Consegna>
Riporta senza modifiche il passo del testo sulla felicità che va da «Sono troppe le» fino a «è squisitamente scientifico!» incluso.

Testo da leggere>

==*==

Sono troppe le cose che concorrono a influenzare la nostra felicità: il nostro ambiente, la nostra età, le nostre relazioni e comunità, i nostri posti di lavoro e le nostre ambizioni, la nostra salute, la nostra ricchezza, il nostro passato, il nostro futuro e così via. Tutte queste cose hanno un ruolo importante e sbloccano o meglio aprono la nostra persona a quei magnifici flash di pura felicità che giungono a prescindere dalla situazione contingente. A torto si pensa che ciò che ci rende felici, risieda nel lusso, nei beni costosi, nei viaggi, nei divertimenti, ecc. Ma è possibile essere felici senza queste cose, anche nelle circostanze più estreme. Si tratta di un cortocircuito del cervello e l’approccio di Burnett all’argomento è squisitamente scientifico!

==*==

Dati>
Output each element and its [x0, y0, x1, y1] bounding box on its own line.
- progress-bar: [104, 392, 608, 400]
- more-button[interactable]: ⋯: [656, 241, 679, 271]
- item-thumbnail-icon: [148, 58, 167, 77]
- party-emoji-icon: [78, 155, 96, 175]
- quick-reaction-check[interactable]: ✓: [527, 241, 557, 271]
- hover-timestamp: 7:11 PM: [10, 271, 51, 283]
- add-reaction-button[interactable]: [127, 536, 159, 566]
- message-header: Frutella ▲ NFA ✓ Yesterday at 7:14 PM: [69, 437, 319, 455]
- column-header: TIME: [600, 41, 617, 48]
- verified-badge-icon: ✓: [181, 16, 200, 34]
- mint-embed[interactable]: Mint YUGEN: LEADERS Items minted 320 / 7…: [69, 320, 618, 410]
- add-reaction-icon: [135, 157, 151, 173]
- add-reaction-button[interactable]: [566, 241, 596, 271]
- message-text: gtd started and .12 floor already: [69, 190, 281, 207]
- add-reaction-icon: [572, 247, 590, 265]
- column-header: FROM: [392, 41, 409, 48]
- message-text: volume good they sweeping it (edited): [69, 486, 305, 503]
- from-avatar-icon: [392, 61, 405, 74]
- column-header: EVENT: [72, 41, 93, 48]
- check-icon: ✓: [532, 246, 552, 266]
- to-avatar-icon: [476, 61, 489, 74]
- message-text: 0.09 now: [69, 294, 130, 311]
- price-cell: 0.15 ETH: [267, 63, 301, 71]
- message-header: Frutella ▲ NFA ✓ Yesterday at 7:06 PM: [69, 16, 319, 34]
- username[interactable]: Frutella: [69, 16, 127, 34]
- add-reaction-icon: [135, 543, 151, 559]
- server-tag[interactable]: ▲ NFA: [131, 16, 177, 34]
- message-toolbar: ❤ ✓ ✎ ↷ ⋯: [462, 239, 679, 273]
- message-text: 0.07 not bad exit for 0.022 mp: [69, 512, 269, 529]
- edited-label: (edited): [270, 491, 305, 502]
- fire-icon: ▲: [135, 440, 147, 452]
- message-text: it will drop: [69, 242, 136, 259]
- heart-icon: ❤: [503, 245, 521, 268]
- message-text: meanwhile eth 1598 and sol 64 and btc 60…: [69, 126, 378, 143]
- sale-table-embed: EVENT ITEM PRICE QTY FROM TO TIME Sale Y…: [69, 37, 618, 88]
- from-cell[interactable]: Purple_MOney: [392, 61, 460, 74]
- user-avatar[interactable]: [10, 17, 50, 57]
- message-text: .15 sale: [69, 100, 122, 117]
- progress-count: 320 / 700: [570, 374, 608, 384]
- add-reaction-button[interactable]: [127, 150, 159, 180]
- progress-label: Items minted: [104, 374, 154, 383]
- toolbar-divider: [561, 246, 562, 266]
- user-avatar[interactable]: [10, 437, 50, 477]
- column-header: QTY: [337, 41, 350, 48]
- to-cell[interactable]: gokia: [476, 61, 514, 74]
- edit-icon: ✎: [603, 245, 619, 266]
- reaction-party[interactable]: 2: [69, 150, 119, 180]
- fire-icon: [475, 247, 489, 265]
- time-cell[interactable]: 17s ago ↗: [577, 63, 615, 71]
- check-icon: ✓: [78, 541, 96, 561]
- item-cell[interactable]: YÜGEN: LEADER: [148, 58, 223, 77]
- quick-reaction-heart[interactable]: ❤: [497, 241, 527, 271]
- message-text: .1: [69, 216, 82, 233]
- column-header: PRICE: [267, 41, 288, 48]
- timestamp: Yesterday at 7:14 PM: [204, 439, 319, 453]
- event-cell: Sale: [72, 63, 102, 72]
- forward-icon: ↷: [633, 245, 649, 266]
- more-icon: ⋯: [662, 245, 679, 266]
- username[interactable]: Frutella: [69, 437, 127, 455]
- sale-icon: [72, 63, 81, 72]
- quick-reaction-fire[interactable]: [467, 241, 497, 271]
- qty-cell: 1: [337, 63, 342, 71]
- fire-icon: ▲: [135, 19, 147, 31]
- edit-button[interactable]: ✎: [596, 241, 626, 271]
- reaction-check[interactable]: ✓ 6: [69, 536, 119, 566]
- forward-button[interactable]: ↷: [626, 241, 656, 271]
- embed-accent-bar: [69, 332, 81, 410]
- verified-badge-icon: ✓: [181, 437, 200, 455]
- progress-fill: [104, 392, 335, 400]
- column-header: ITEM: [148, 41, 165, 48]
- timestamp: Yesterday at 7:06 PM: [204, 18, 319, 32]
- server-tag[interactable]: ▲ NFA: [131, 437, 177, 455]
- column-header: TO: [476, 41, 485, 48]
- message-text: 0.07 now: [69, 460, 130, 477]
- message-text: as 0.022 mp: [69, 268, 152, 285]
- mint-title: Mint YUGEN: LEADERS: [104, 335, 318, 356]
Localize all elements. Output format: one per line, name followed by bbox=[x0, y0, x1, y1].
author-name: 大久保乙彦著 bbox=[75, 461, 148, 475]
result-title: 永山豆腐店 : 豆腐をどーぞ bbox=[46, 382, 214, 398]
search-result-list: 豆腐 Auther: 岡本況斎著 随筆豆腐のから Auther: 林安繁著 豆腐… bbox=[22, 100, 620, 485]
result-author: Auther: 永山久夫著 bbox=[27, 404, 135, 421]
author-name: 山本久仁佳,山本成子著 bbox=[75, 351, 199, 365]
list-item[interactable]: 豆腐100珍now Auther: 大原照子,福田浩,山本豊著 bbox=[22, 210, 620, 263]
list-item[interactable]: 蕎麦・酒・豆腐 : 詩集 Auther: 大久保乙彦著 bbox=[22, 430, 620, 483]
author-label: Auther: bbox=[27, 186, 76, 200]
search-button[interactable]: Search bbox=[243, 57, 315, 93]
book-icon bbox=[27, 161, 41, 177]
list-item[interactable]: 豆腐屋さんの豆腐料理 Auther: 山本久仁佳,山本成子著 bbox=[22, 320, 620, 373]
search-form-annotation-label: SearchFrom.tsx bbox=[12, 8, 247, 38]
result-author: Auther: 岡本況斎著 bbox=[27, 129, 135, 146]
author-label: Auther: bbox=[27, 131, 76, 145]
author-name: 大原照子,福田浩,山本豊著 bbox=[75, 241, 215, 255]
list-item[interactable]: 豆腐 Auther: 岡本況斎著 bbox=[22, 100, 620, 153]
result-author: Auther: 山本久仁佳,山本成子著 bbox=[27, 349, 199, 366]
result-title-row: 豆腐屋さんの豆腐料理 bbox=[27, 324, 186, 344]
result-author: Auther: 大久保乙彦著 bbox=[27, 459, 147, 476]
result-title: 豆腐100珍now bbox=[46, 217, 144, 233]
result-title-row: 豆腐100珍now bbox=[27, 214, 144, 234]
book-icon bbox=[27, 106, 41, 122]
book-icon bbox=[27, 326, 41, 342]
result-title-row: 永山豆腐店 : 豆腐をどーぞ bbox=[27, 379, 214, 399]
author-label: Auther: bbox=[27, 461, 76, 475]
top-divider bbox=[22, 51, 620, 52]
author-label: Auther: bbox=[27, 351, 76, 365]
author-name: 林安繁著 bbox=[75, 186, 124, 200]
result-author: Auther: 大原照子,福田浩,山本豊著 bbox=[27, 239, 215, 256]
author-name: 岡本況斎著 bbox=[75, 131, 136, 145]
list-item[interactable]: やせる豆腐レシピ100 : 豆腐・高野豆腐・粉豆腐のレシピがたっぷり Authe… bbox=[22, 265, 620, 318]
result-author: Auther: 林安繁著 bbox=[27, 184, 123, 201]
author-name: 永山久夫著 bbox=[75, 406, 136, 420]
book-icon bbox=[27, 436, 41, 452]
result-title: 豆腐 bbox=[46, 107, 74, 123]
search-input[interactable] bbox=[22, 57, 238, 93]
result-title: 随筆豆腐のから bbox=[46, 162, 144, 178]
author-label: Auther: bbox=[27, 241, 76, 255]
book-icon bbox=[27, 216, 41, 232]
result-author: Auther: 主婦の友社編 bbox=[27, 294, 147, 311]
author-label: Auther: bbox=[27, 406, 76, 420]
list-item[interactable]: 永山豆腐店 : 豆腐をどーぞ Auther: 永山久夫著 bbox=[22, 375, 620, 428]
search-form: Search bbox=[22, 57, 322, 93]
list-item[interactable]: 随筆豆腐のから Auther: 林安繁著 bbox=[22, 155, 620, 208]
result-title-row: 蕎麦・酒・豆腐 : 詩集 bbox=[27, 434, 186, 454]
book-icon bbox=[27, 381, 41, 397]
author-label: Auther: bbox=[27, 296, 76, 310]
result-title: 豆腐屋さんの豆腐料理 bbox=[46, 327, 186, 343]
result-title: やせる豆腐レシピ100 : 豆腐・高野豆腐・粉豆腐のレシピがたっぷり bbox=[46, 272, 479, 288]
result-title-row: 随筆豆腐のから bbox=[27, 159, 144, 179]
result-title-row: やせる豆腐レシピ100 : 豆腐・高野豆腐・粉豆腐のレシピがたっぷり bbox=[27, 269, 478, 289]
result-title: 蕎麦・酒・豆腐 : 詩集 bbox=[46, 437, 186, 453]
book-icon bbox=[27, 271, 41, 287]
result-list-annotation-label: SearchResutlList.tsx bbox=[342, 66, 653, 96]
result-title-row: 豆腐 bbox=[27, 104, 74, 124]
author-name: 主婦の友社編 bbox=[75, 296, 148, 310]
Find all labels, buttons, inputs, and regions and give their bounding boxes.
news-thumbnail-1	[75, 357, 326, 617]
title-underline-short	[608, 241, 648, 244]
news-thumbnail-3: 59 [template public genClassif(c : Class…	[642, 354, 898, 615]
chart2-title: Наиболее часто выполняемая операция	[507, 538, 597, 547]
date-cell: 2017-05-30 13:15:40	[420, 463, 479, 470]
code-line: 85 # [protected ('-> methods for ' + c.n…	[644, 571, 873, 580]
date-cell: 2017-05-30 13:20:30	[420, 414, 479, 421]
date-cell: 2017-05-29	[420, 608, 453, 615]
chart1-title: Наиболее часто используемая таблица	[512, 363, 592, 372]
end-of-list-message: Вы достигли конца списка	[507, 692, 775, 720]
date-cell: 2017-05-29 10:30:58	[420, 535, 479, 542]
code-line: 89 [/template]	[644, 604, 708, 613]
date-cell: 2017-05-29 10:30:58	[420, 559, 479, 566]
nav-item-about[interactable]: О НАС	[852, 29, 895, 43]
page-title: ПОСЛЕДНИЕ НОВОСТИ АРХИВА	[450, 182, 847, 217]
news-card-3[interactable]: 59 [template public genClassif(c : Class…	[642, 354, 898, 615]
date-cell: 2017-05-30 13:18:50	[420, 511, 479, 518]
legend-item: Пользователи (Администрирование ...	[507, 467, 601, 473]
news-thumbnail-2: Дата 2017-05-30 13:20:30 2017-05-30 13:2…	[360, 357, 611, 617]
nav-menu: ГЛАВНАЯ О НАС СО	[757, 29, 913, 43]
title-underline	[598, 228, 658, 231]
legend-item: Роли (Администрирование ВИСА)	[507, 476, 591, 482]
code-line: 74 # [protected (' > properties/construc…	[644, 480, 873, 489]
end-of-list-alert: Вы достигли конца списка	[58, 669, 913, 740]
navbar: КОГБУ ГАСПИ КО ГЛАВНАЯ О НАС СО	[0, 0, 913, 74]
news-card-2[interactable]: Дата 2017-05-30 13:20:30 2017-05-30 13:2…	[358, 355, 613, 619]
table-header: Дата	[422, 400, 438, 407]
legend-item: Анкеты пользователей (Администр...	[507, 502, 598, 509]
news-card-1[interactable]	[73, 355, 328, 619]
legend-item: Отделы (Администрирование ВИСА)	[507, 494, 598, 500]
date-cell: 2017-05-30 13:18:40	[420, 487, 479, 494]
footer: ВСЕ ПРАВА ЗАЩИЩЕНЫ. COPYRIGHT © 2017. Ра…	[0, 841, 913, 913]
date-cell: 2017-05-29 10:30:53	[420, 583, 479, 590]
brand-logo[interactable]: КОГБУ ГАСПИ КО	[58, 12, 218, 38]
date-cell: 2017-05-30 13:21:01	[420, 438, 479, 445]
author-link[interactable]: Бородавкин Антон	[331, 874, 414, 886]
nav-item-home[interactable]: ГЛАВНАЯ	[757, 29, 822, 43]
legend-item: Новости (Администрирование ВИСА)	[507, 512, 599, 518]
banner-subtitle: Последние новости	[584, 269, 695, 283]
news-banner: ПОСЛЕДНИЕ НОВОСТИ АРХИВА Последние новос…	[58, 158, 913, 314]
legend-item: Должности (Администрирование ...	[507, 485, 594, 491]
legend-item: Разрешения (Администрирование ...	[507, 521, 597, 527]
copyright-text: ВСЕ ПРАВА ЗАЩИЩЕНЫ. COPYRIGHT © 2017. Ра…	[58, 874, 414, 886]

==*==

Esercizio svolto>
Sono troppe le cose che concorrono a influenzare la nostra felicità: il nostro ambiente, la nostra età, le nostre relazioni e comunità, i nostri posti di lavoro e le nostre ambizioni, la nostra salute, la nostra ricchezza, il nostro passato, il nostro futuro e così via. Tutte queste cose hanno un ruolo importante e sbloccano o meglio aprono la nostra persona a quei magnifici flash di pura felicità che giungono a prescindere dalla situazione contingente. A torto si pensa che ciò che ci rende felici, risieda nel lusso, nei beni costosi, nei viaggi, nei divertimenti, ecc. Ma è possibile essere felici senza queste cose, anche nelle circostanze più estreme. Si tratta di un cortocircuito del cervello e l’approccio di Burnett all’argomento è squisitamente scientifico!